What to do - Locate the lines that hold the string "Output". Copy every such line.
_____
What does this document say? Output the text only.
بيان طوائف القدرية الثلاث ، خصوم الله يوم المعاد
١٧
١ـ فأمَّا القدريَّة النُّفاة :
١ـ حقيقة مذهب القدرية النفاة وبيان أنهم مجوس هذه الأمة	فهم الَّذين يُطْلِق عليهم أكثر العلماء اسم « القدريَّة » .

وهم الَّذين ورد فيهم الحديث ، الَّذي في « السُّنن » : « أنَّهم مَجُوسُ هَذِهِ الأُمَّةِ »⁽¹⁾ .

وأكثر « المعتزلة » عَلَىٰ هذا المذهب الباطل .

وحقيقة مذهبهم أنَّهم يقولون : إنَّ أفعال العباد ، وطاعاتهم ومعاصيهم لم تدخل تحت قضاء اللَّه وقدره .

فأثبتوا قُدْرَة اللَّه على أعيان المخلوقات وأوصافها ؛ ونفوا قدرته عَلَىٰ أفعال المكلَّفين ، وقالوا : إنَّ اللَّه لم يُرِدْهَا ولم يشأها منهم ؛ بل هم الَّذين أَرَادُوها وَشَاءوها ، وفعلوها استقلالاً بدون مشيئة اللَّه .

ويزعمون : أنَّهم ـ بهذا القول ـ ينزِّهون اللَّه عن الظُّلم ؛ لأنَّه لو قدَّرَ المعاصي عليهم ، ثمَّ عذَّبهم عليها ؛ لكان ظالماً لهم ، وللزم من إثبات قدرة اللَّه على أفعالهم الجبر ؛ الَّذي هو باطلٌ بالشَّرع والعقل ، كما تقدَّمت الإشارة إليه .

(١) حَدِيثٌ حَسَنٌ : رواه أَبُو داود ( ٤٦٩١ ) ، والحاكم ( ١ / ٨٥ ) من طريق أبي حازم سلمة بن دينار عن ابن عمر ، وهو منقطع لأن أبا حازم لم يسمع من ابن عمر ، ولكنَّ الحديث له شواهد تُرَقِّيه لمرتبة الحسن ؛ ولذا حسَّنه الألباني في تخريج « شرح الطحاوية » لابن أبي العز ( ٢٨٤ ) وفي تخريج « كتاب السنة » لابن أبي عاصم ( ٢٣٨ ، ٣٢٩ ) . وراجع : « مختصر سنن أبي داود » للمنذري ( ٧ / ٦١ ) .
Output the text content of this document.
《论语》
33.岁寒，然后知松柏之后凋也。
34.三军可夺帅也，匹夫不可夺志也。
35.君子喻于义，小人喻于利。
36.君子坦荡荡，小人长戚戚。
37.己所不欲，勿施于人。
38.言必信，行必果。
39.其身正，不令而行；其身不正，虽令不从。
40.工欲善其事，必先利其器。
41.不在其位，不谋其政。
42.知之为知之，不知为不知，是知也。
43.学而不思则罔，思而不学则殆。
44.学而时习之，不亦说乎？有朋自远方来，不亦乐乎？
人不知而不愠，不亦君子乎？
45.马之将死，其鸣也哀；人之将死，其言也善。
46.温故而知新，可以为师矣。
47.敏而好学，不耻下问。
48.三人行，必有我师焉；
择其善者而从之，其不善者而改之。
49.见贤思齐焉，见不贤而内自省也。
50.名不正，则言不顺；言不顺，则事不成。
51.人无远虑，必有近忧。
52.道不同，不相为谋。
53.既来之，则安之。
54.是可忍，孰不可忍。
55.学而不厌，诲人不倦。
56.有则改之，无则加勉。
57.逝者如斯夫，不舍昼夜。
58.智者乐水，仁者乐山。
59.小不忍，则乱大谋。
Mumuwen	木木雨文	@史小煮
_____
Solution below -
What does this document say? Output the text only.
Output the text content of this document.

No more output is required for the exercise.